━━ RECORDS PROVIDED ━━

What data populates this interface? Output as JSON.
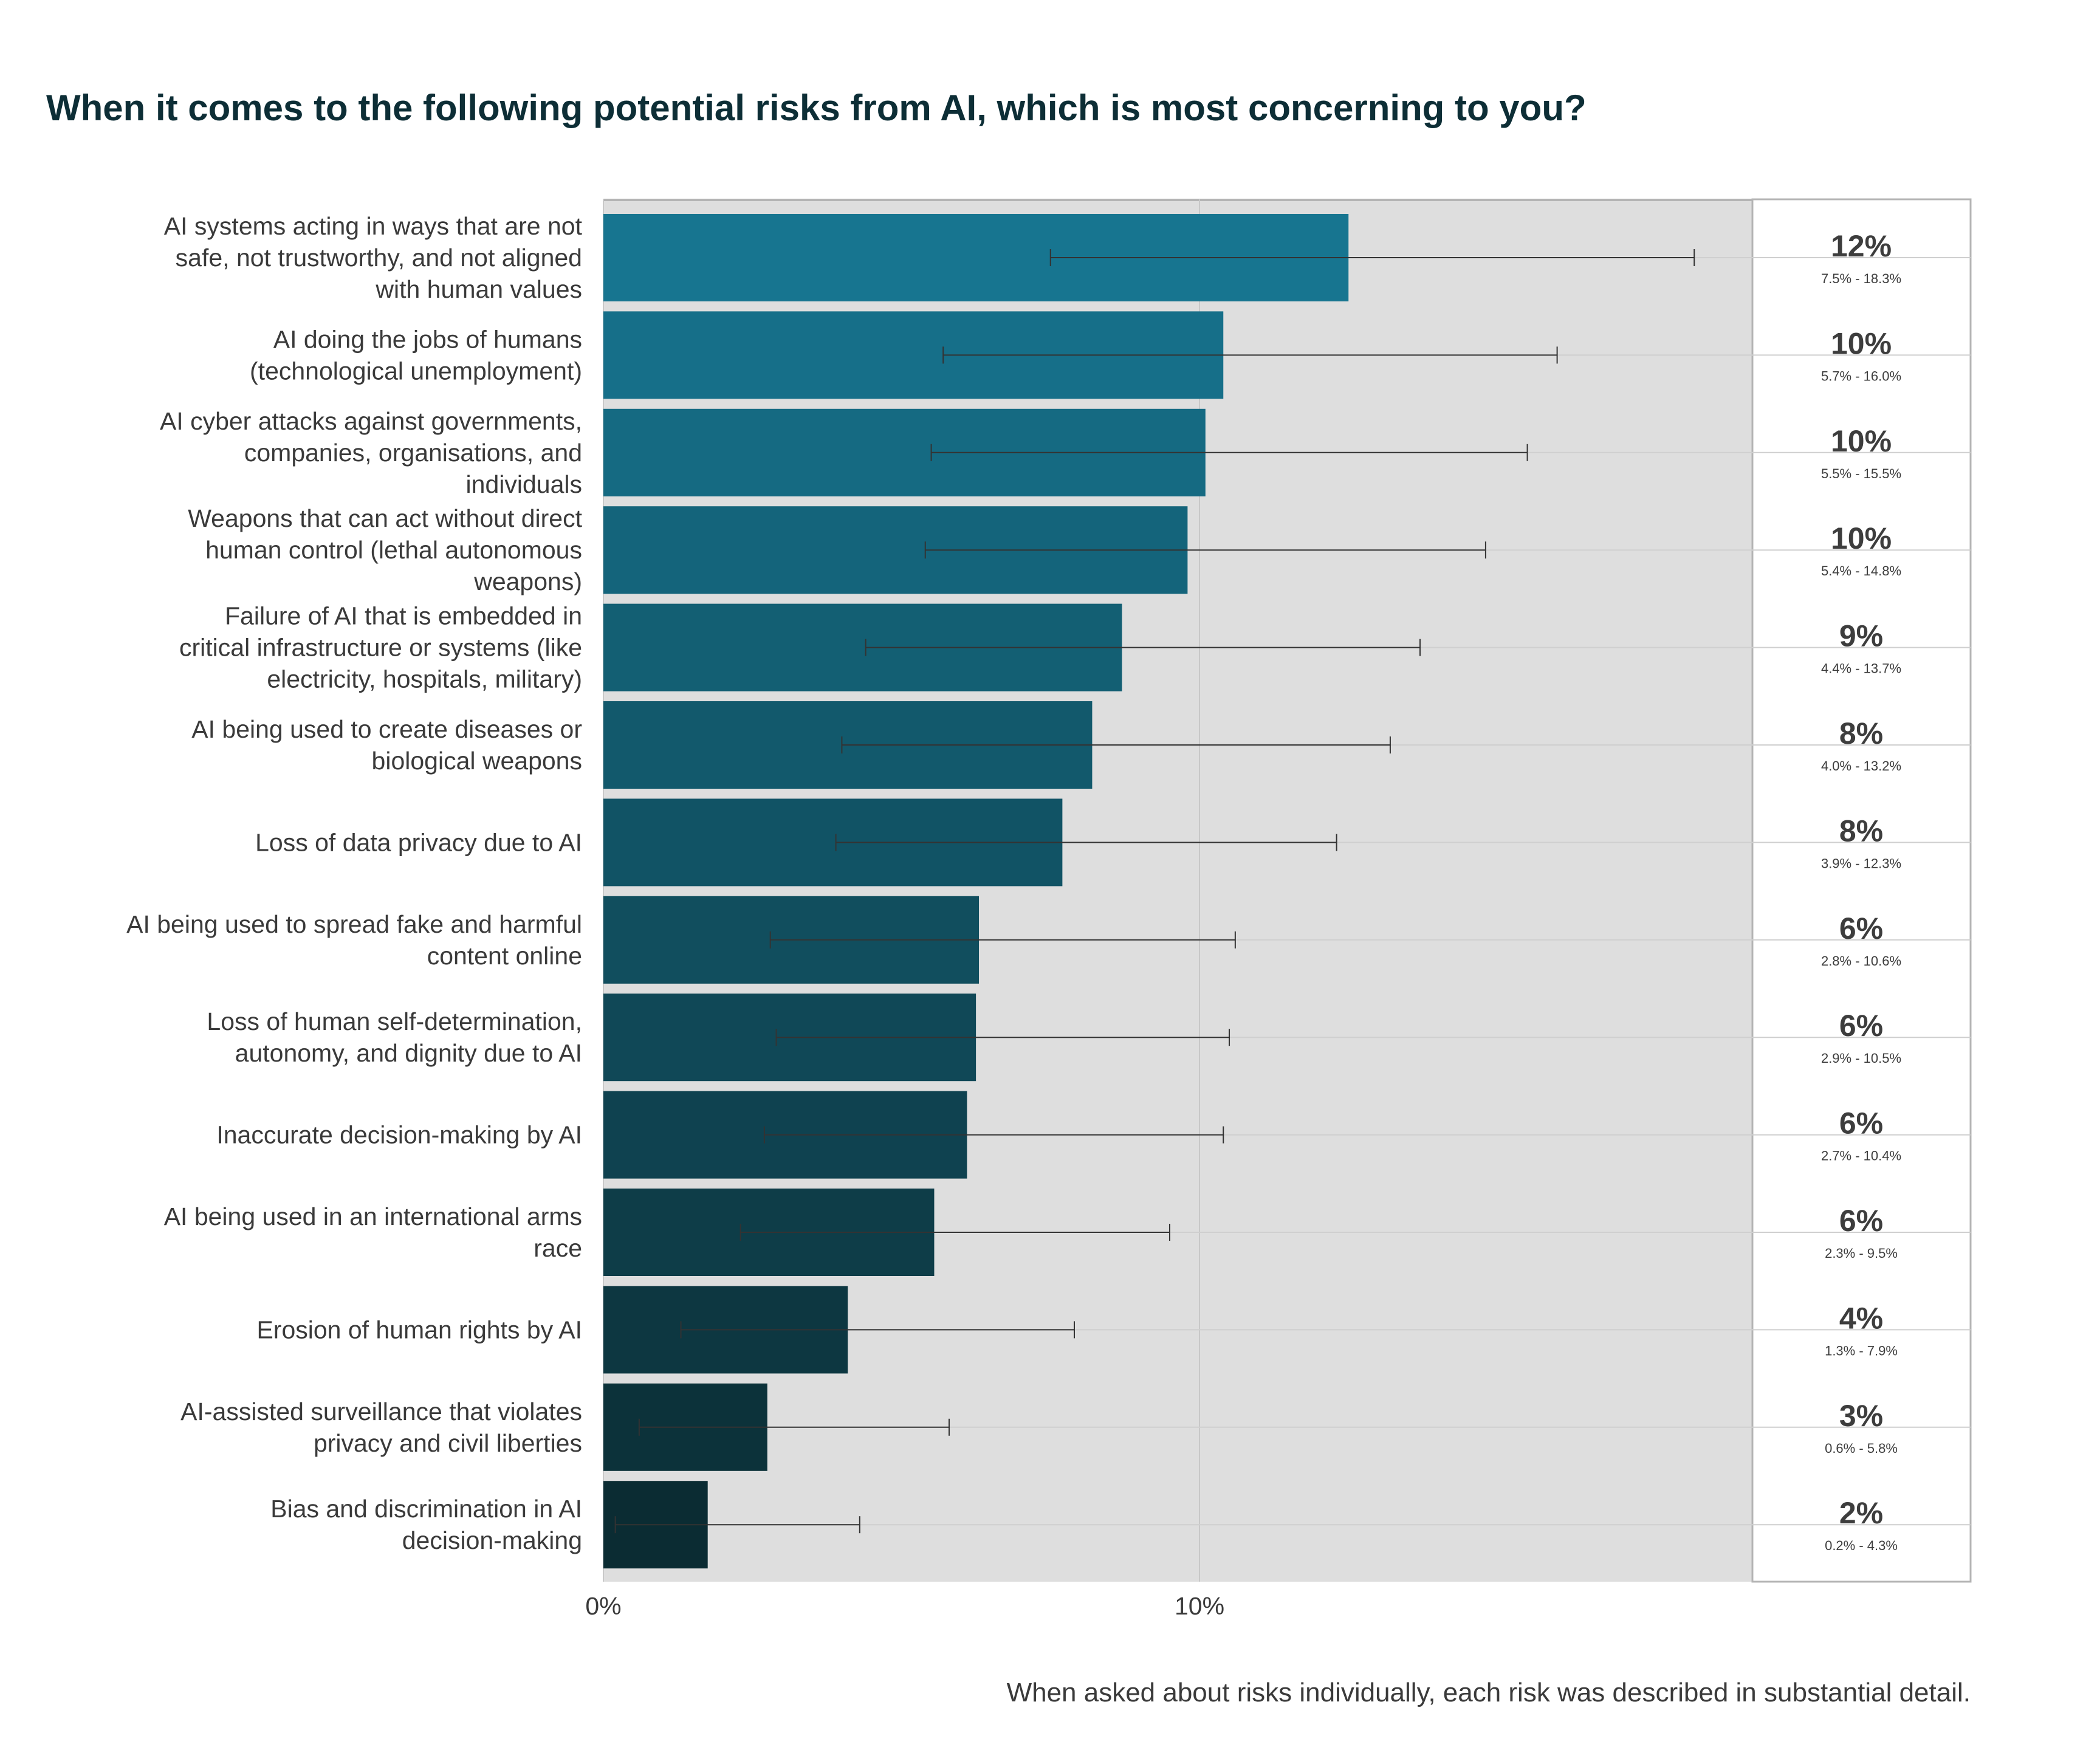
{
  "chart_data": {
    "type": "bar",
    "orientation": "horizontal",
    "title": "When it comes to the following potential risks from AI, which is most concerning to you?",
    "footnote": "When asked about risks individually, each risk was described in substantial detail.",
    "xlim": [
      0,
      19.3
    ],
    "x_ticks": [
      "0%",
      "10%"
    ],
    "x_tick_values": [
      0,
      10
    ],
    "grid": true,
    "colors": {
      "top_bar": "#177590",
      "bottom_bar": "#0b2c33",
      "plot_bg": "#dedede",
      "title": "#0d2e36"
    },
    "categories": [
      [
        "AI systems acting in ways that are not",
        "safe, not trustworthy, and not aligned",
        "with human values"
      ],
      [
        "AI doing the jobs of humans",
        "(technological unemployment)"
      ],
      [
        "AI cyber attacks against governments,",
        "companies, organisations, and",
        "individuals"
      ],
      [
        "Weapons that can act without direct",
        "human control (lethal autonomous",
        "weapons)"
      ],
      [
        "Failure of AI that is embedded in",
        "critical infrastructure or systems (like",
        "electricity, hospitals, military)"
      ],
      [
        "AI being used to create diseases or",
        "biological weapons"
      ],
      [
        "Loss of data privacy due to AI"
      ],
      [
        "AI being used to spread fake and harmful",
        "content online"
      ],
      [
        "Loss of human self-determination,",
        "autonomy, and dignity due to AI"
      ],
      [
        "Inaccurate decision-making by AI"
      ],
      [
        "AI being used in an international arms",
        "race"
      ],
      [
        "Erosion of human rights by AI"
      ],
      [
        "AI-assisted surveillance that violates",
        "privacy and civil liberties"
      ],
      [
        "Bias and discrimination in AI",
        "decision-making"
      ]
    ],
    "values": [
      12.5,
      10.4,
      10.1,
      9.8,
      8.7,
      8.2,
      7.7,
      6.3,
      6.25,
      6.1,
      5.55,
      4.1,
      2.75,
      1.75
    ],
    "ci_low": [
      7.5,
      5.7,
      5.5,
      5.4,
      4.4,
      4.0,
      3.9,
      2.8,
      2.9,
      2.7,
      2.3,
      1.3,
      0.6,
      0.2
    ],
    "ci_high": [
      18.3,
      16.0,
      15.5,
      14.8,
      13.7,
      13.2,
      12.3,
      10.6,
      10.5,
      10.4,
      9.5,
      7.9,
      5.8,
      4.3
    ],
    "labels_big": [
      "12%",
      "10%",
      "10%",
      "10%",
      "9%",
      "8%",
      "8%",
      "6%",
      "6%",
      "6%",
      "6%",
      "4%",
      "3%",
      "2%"
    ],
    "labels_range": [
      "7.5% - 18.3%",
      "5.7% - 16.0%",
      "5.5% - 15.5%",
      "5.4% - 14.8%",
      "4.4% - 13.7%",
      "4.0% - 13.2%",
      "3.9% - 12.3%",
      "2.8% - 10.6%",
      "2.9% - 10.5%",
      "2.7% - 10.4%",
      "2.3% - 9.5%",
      "1.3% - 7.9%",
      "0.6% - 5.8%",
      "0.2% - 4.3%"
    ]
  }
}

━━━

STATED PROBLEM
Write out each line of the data exactly; the images should be left out.

EXERCISE ANSWER
What data populates this interface? Output as JSON.
{
  "chart_data": {
    "type": "bar",
    "orientation": "horizontal",
    "title": "When it comes to the following potential risks from AI, which is most concerning to you?",
    "footnote": "When asked about risks individually, each risk was described in substantial detail.",
    "xlim": [
      0,
      19.3
    ],
    "x_ticks": [
      "0%",
      "10%"
    ],
    "x_tick_values": [
      0,
      10
    ],
    "grid": true,
    "colors": {
      "top_bar": "#177590",
      "bottom_bar": "#0b2c33",
      "plot_bg": "#dedede",
      "title": "#0d2e36"
    },
    "categories": [
      [
        "AI systems acting in ways that are not",
        "safe, not trustworthy, and not aligned",
        "with human values"
      ],
      [
        "AI doing the jobs of humans",
        "(technological unemployment)"
      ],
      [
        "AI cyber attacks against governments,",
        "companies, organisations, and",
        "individuals"
      ],
      [
        "Weapons that can act without direct",
        "human control (lethal autonomous",
        "weapons)"
      ],
      [
        "Failure of AI that is embedded in",
        "critical infrastructure or systems (like",
        "electricity, hospitals, military)"
      ],
      [
        "AI being used to create diseases or",
        "biological weapons"
      ],
      [
        "Loss of data privacy due to AI"
      ],
      [
        "AI being used to spread fake and harmful",
        "content online"
      ],
      [
        "Loss of human self-determination,",
        "autonomy, and dignity due to AI"
      ],
      [
        "Inaccurate decision-making by AI"
      ],
      [
        "AI being used in an international arms",
        "race"
      ],
      [
        "Erosion of human rights by AI"
      ],
      [
        "AI-assisted surveillance that violates",
        "privacy and civil liberties"
      ],
      [
        "Bias and discrimination in AI",
        "decision-making"
      ]
    ],
    "values": [
      12.5,
      10.4,
      10.1,
      9.8,
      8.7,
      8.2,
      7.7,
      6.3,
      6.25,
      6.1,
      5.55,
      4.1,
      2.75,
      1.75
    ],
    "ci_low": [
      7.5,
      5.7,
      5.5,
      5.4,
      4.4,
      4.0,
      3.9,
      2.8,
      2.9,
      2.7,
      2.3,
      1.3,
      0.6,
      0.2
    ],
    "ci_high": [
      18.3,
      16.0,
      15.5,
      14.8,
      13.7,
      13.2,
      12.3,
      10.6,
      10.5,
      10.4,
      9.5,
      7.9,
      5.8,
      4.3
    ],
    "labels_big": [
      "12%",
      "10%",
      "10%",
      "10%",
      "9%",
      "8%",
      "8%",
      "6%",
      "6%",
      "6%",
      "6%",
      "4%",
      "3%",
      "2%"
    ],
    "labels_range": [
      "7.5% - 18.3%",
      "5.7% - 16.0%",
      "5.5% - 15.5%",
      "5.4% - 14.8%",
      "4.4% - 13.7%",
      "4.0% - 13.2%",
      "3.9% - 12.3%",
      "2.8% - 10.6%",
      "2.9% - 10.5%",
      "2.7% - 10.4%",
      "2.3% - 9.5%",
      "1.3% - 7.9%",
      "0.6% - 5.8%",
      "0.2% - 4.3%"
    ]
  }
}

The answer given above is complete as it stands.